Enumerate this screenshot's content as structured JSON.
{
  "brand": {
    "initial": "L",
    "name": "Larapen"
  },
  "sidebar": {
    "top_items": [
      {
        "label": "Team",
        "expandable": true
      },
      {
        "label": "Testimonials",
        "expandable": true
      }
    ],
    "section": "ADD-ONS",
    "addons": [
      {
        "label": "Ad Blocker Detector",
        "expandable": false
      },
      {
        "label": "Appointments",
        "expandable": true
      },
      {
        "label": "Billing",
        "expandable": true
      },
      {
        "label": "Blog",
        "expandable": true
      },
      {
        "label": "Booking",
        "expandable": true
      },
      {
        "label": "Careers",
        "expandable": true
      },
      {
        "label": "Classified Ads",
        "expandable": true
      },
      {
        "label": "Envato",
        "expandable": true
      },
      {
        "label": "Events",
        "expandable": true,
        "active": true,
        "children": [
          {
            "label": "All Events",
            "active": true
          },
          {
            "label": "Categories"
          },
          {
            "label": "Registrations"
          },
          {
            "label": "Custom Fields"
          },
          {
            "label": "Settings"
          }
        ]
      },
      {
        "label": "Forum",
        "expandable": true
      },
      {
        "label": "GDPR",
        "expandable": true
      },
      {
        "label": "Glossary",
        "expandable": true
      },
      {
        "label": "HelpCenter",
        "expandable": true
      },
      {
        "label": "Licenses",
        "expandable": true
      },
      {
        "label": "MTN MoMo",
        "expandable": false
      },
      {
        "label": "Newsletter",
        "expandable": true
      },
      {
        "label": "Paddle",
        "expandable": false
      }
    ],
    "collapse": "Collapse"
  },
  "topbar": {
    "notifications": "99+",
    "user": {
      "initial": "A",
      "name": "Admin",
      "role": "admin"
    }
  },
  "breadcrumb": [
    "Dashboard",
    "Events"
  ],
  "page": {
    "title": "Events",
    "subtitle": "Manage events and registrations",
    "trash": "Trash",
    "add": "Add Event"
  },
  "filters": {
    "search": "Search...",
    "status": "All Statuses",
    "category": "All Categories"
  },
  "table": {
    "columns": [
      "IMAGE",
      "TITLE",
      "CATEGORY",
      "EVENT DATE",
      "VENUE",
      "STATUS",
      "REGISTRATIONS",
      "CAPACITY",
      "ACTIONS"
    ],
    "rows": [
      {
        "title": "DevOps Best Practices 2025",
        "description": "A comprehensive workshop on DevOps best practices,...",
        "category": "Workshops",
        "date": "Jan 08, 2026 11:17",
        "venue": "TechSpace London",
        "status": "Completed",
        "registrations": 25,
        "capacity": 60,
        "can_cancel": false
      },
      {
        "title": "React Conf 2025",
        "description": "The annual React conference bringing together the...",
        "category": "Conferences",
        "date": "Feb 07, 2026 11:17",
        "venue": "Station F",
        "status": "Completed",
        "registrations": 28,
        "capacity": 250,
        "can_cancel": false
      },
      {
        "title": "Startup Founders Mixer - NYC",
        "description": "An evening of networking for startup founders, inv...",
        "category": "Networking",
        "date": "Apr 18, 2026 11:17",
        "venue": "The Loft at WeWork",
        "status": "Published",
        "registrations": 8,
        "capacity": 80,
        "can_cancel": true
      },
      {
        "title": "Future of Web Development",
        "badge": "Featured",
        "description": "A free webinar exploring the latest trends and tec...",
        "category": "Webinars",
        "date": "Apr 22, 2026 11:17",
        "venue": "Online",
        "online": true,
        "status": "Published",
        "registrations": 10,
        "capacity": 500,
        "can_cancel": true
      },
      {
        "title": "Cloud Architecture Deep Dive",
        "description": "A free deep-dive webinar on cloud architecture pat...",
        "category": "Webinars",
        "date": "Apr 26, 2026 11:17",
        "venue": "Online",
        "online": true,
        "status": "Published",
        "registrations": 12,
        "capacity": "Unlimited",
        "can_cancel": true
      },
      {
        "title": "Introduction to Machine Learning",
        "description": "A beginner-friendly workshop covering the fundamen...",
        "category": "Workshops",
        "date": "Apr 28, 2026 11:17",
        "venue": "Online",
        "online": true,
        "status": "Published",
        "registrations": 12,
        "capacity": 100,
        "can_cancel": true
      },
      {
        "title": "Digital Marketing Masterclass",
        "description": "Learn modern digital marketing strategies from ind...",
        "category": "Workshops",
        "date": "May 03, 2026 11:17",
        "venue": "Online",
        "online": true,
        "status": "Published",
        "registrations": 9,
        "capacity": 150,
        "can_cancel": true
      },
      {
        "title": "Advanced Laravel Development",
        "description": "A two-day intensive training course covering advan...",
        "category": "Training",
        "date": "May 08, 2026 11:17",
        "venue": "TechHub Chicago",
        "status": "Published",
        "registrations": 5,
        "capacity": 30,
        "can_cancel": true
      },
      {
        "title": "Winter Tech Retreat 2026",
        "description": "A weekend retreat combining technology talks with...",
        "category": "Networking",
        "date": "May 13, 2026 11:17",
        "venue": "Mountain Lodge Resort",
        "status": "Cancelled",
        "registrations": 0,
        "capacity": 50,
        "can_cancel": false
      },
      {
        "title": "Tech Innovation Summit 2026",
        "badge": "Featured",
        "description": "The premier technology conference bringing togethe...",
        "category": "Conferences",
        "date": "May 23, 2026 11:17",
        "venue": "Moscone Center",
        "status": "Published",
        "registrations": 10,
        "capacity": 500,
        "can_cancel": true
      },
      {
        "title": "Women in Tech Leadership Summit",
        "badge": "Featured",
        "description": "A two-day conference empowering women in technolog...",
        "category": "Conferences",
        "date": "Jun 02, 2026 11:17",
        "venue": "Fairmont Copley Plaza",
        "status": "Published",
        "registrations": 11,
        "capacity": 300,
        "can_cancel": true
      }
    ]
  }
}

(Problem statement): Pull out each record as written and restate it exactly.

(Written solution):
Enumerate this screenshot's content as structured JSON.
{
  "brand": {
    "initial": "L",
    "name": "Larapen"
  },
  "sidebar": {
    "top_items": [
      {
        "label": "Team",
        "expandable": true
      },
      {
        "label": "Testimonials",
        "expandable": true
      }
    ],
    "section": "ADD-ONS",
    "addons": [
      {
        "label": "Ad Blocker Detector",
        "expandable": false
      },
      {
        "label": "Appointments",
        "expandable": true
      },
      {
        "label": "Billing",
        "expandable": true
      },
      {
        "label": "Blog",
        "expandable": true
      },
      {
        "label": "Booking",
        "expandable": true
      },
      {
        "label": "Careers",
        "expandable": true
      },
      {
        "label": "Classified Ads",
        "expandable": true
      },
      {
        "label": "Envato",
        "expandable": true
      },
      {
        "label": "Events",
        "expandable": true,
        "active": true,
        "children": [
          {
            "label": "All Events",
            "active": true
          },
          {
            "label": "Categories"
          },
          {
            "label": "Registrations"
          },
          {
            "label": "Custom Fields"
          },
          {
            "label": "Settings"
          }
        ]
      },
      {
        "label": "Forum",
        "expandable": true
      },
      {
        "label": "GDPR",
        "expandable": true
      },
      {
        "label": "Glossary",
        "expandable": true
      },
      {
        "label": "HelpCenter",
        "expandable": true
      },
      {
        "label": "Licenses",
        "expandable": true
      },
      {
        "label": "MTN MoMo",
        "expandable": false
      },
      {
        "label": "Newsletter",
        "expandable": true
      },
      {
        "label": "Paddle",
        "expandable": false
      }
    ],
    "collapse": "Collapse"
  },
  "topbar": {
    "notifications": "99+",
    "user": {
      "initial": "A",
      "name": "Admin",
      "role": "admin"
    }
  },
  "breadcrumb": [
    "Dashboard",
    "Events"
  ],
  "page": {
    "title": "Events",
    "subtitle": "Manage events and registrations",
    "trash": "Trash",
    "add": "Add Event"
  },
  "filters": {
    "search": "Search...",
    "status": "All Statuses",
    "category": "All Categories"
  },
  "table": {
    "columns": [
      "IMAGE",
      "TITLE",
      "CATEGORY",
      "EVENT DATE",
      "VENUE",
      "STATUS",
      "REGISTRATIONS",
      "CAPACITY",
      "ACTIONS"
    ],
    "rows": [
      {
        "title": "DevOps Best Practices 2025",
        "description": "A comprehensive workshop on DevOps best practices,...",
        "category": "Workshops",
        "date": "Jan 08, 2026 11:17",
        "venue": "TechSpace London",
        "status": "Completed",
        "registrations": 25,
        "capacity": 60,
        "can_cancel": false
      },
      {
        "title": "React Conf 2025",
        "description": "The annual React conference bringing together the...",
        "category": "Conferences",
        "date": "Feb 07, 2026 11:17",
        "venue": "Station F",
        "status": "Completed",
        "registrations": 28,
        "capacity": 250,
        "can_cancel": false
      },
      {
        "title": "Startup Founders Mixer - NYC",
        "description": "An evening of networking for startup founders, inv...",
        "category": "Networking",
        "date": "Apr 18, 2026 11:17",
        "venue": "The Loft at WeWork",
        "status": "Published",
        "registrations": 8,
        "capacity": 80,
        "can_cancel": true
      },
      {
        "title": "Future of Web Development",
        "badge": "Featured",
        "description": "A free webinar exploring the latest trends and tec...",
        "category": "Webinars",
        "date": "Apr 22, 2026 11:17",
        "venue": "Online",
        "online": true,
        "status": "Published",
        "registrations": 10,
        "capacity": 500,
        "can_cancel": true
      },
      {
        "title": "Cloud Architecture Deep Dive",
        "description": "A free deep-dive webinar on cloud architecture pat...",
        "category": "Webinars",
        "date": "Apr 26, 2026 11:17",
        "venue": "Online",
        "online": true,
        "status": "Published",
        "registrations": 12,
        "capacity": "Unlimited",
        "can_cancel": true
      },
      {
        "title": "Introduction to Machine Learning",
        "description": "A beginner-friendly workshop covering the fundamen...",
        "category": "Workshops",
        "date": "Apr 28, 2026 11:17",
        "venue": "Online",
        "online": true,
        "status": "Published",
        "registrations": 12,
        "capacity": 100,
        "can_cancel": true
      },
      {
        "title": "Digital Marketing Masterclass",
        "description": "Learn modern digital marketing strategies from ind...",
        "category": "Workshops",
        "date": "May 03, 2026 11:17",
        "venue": "Online",
        "online": true,
        "status": "Published",
        "registrations": 9,
        "capacity": 150,
        "can_cancel": true
      },
      {
        "title": "Advanced Laravel Development",
        "description": "A two-day intensive training course covering advan...",
        "category": "Training",
        "date": "May 08, 2026 11:17",
        "venue": "TechHub Chicago",
        "status": "Published",
        "registrations": 5,
        "capacity": 30,
        "can_cancel": true
      },
      {
        "title": "Winter Tech Retreat 2026",
        "description": "A weekend retreat combining technology talks with...",
        "category": "Networking",
        "date": "May 13, 2026 11:17",
        "venue": "Mountain Lodge Resort",
        "status": "Cancelled",
        "registrations": 0,
        "capacity": 50,
        "can_cancel": false
      },
      {
        "title": "Tech Innovation Summit 2026",
        "badge": "Featured",
        "description": "The premier technology conference bringing togethe...",
        "category": "Conferences",
        "date": "May 23, 2026 11:17",
        "venue": "Moscone Center",
        "status": "Published",
        "registrations": 10,
        "capacity": 500,
        "can_cancel": true
      },
      {
        "title": "Women in Tech Leadership Summit",
        "badge": "Featured",
        "description": "A two-day conference empowering women in technolog...",
        "category": "Conferences",
        "date": "Jun 02, 2026 11:17",
        "venue": "Fairmont Copley Plaza",
        "status": "Published",
        "registrations": 11,
        "capacity": 300,
        "can_cancel": true
      }
    ]
  }
}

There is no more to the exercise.